Task statement:
Using the Supreme Court of India notes below, answer these questions:
1. In what year did the Court move to its present premises?
2. At what age do Supreme Court judges retire?
3. Who was the first woman judge of the Supreme Court?

Selected passage:
## start

Thursday, August 18, 2011

The Supreme Court of India

Overview:

1. The Supreme Court of India is decreed by Part V, Chapter IV of the Constitution

2.It was established on 28 Jan 1950

3. According to the Constitution, the role of the Supreme Court is that of a federal court, guardian of the Constitution and the highest court of appeal

4. The Supreme Court has original, appellate and advisory jurisdiction

About the Supreme Court building:

1. The first home of the Supreme Court was the Chamber of Princes of the Parliament building, which had been the seat of the Federal Court of India

2. The Court moved to the present premises in 1958

3. The present premises was designed by Ganesh Bhikaji Deolalikar

COMPOSITION OF THE SUPREME COURT:

Judges of the Supreme Court:

1. The Supreme Court consists of 31 judges – one Chief Justice and 30 other Justices

2. The Constitution originally provided for 7 judges in the Court. However, due to increased workloads, this number has been gradually increased, reaching 31 in 2008

3. Judges in the Supreme Court sit together in Benches to hear cases

4. A small Bench, with two to three Justices, is called a Division Bench

5. A large Bench, with five or more Justices, is called a Constitutional Bench

6. A Division Bench may refer a case up to a Constitutional Bench if desired

7. The first woman judge of the Supreme Court was Justice Fatima Beevi in 1987. However, there has been no female Chief Justice

Terms of service:

1. Judges of the Supreme Court are appointed by the President

2. Judges of the Supreme Court retire at the age of 65

3. Must be a citizen of India

4. Must have been one of the following:

(a). A judge of a High Court for at least 5 years

(b). An advocate of a High Court for at least 10 years

(c). A distinguished jurist, in the opinion of the President

Ad hoc Judges:

1. Ad hoc Judges are non-Supreme Court judges who sit in the Supreme Court when there is insufficient quorum to perform the judicial duties

2. Ad hoc Judges are appointed by the Chief Justice after obtaining consent from the President

3. Serving and retired judges of the Supreme Court (and High Courts) can sit and act as ad hoc Judges of the Supreme Court

4. Only such persons can be appointed as ad hoc Judges who are qualified to be appointed as a regular Judge of the Supreme Court

The office of the Chief Justice:

1. The senior most judge of the Supreme Court is appointed as the Chief Justice

2. The Chief Justice remains in office for 5 years or until retirement, whichever is earlier

3. The Chief Justice is responsible for allocation of work to other judges

4. Other judges may refer cases to him if a bench of higher strength is required

5. The Chief Justice administers the oath of office to the President

6. In the absence of the President and the Vice-President, the Chief Justice sits as the Acting President of India

7. The Chief Justice is the ex-officio Chancellor to most autonomous law schools in India

Noteworthy Chief Justices:

1. The current Chief Justice, Sarosh Homi Kapadia (since May 7, 2010). is the 38th Chief Justice of India.

## end

Supplied data:
## start

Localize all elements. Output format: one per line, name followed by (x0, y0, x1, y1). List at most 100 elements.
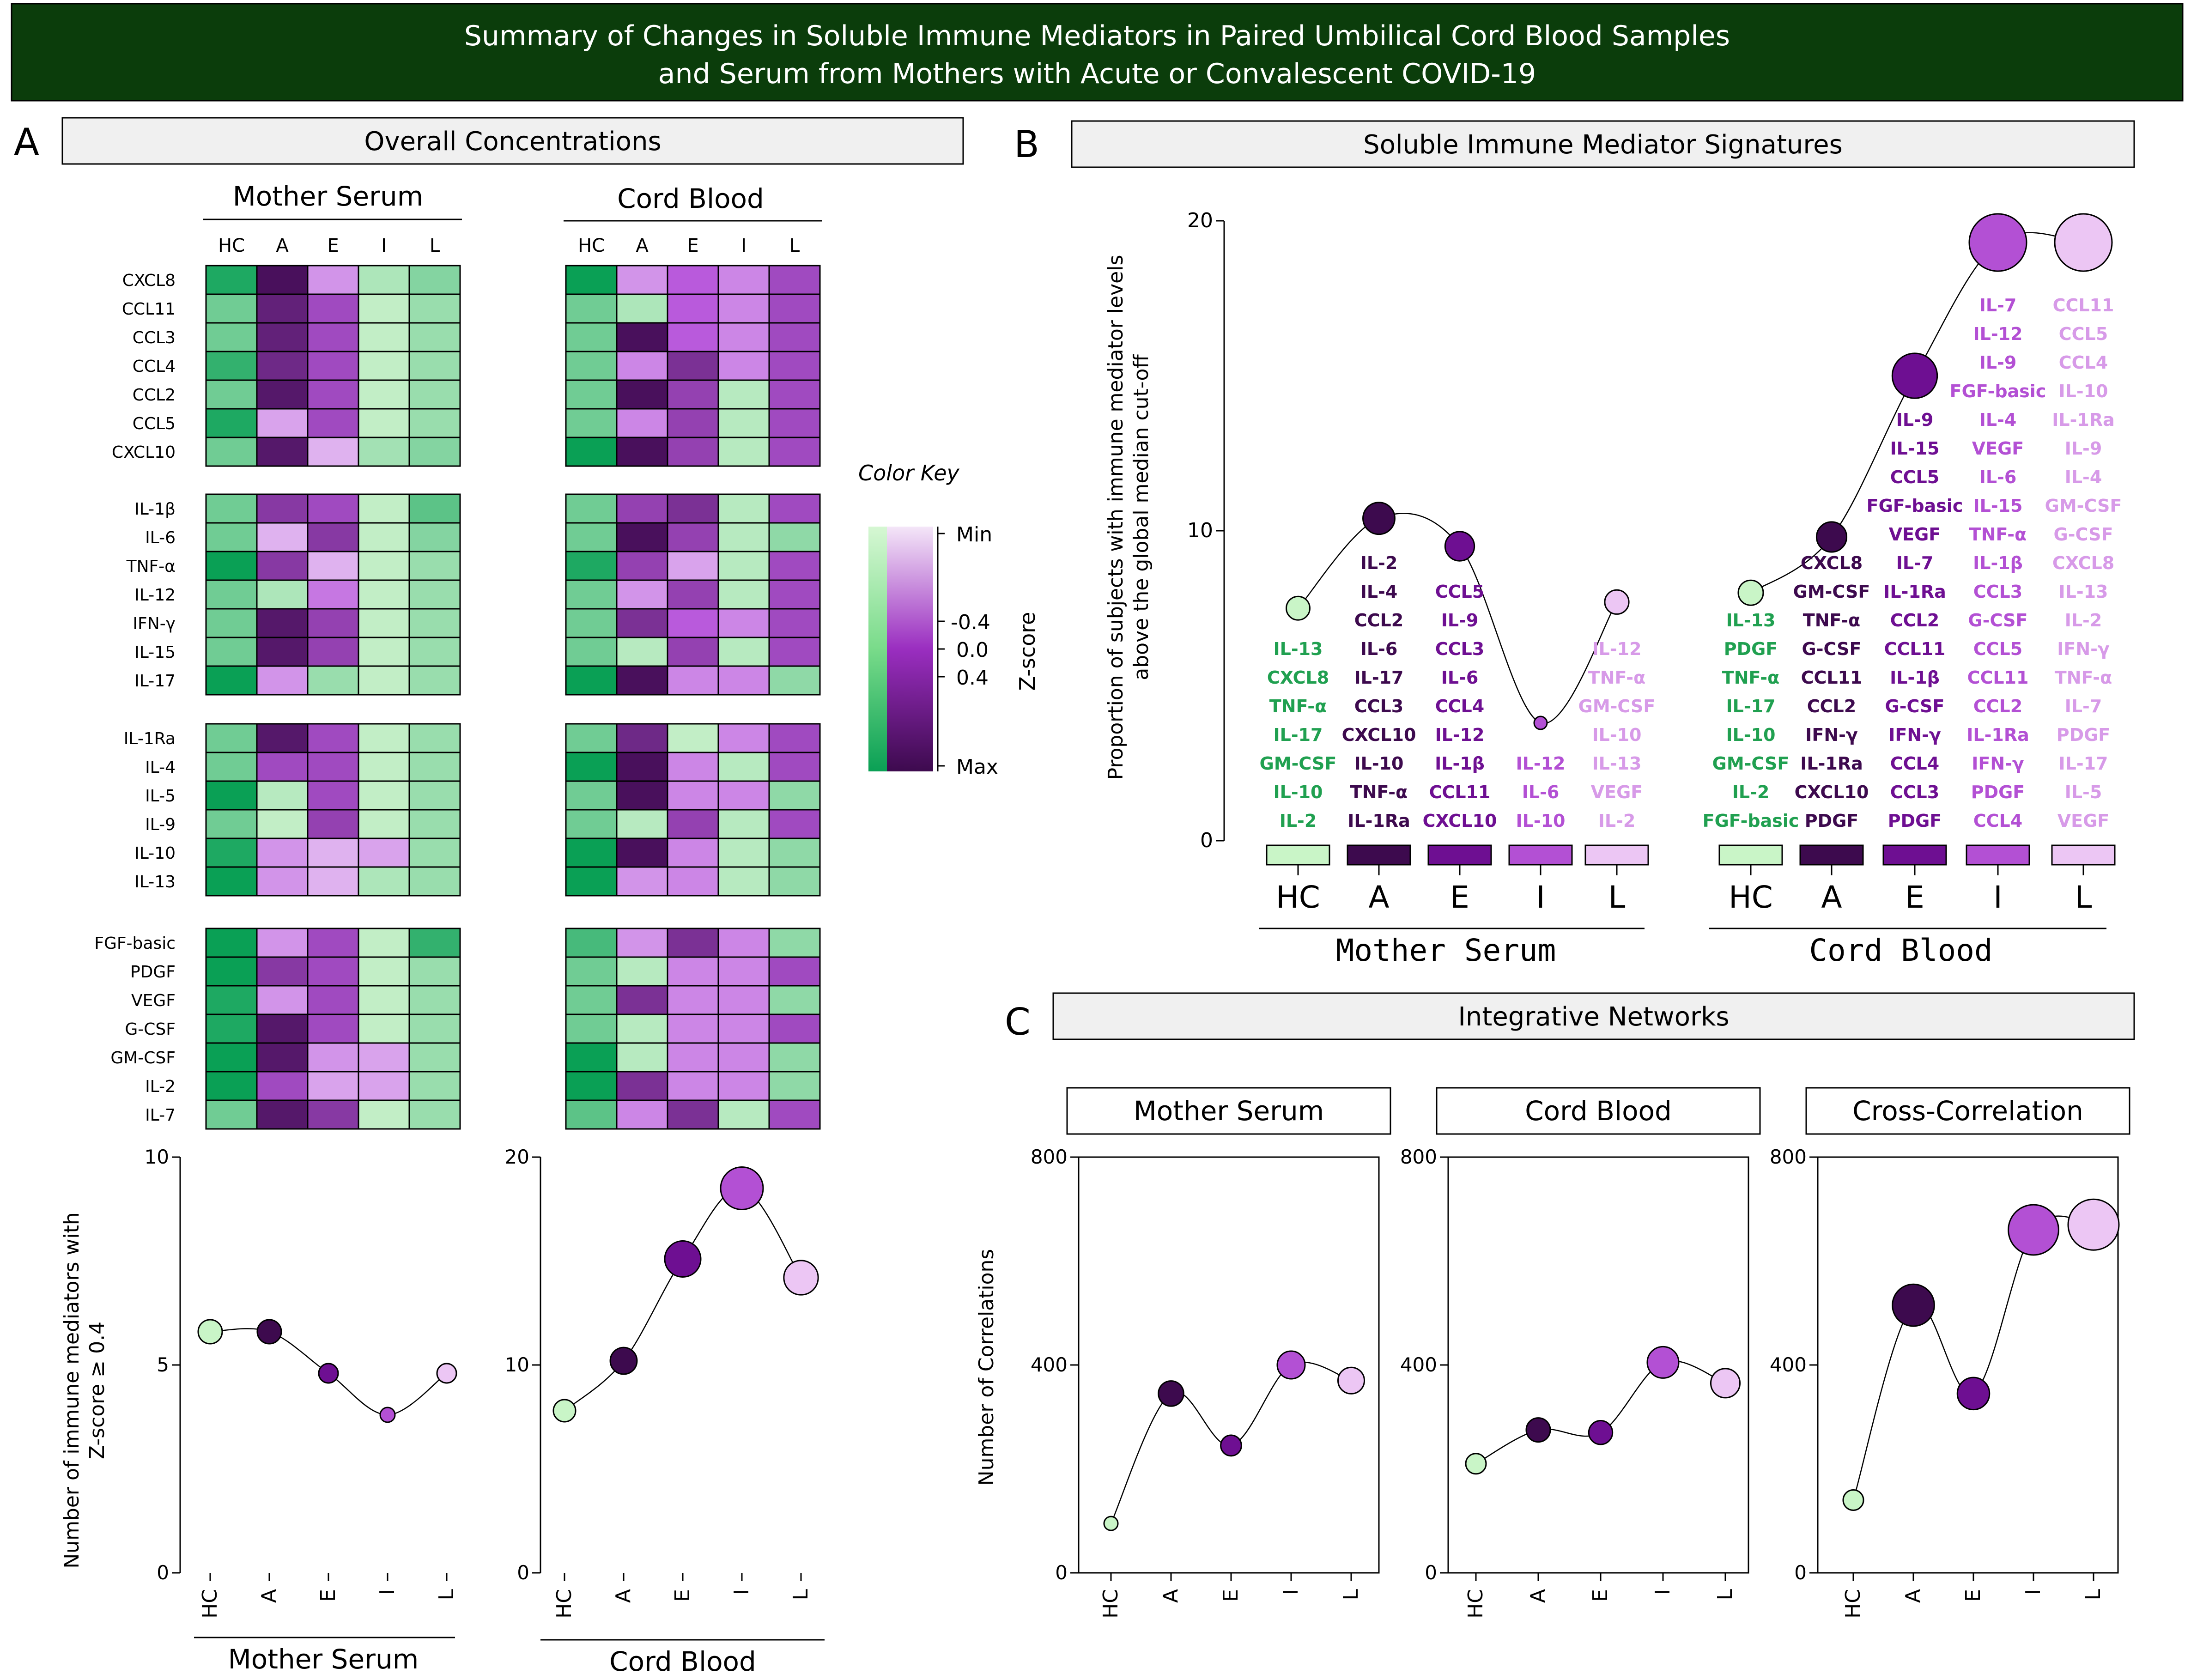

## end

Reply:
1. 1958
2. 65
3. Justice Fatima Beevi, in 1987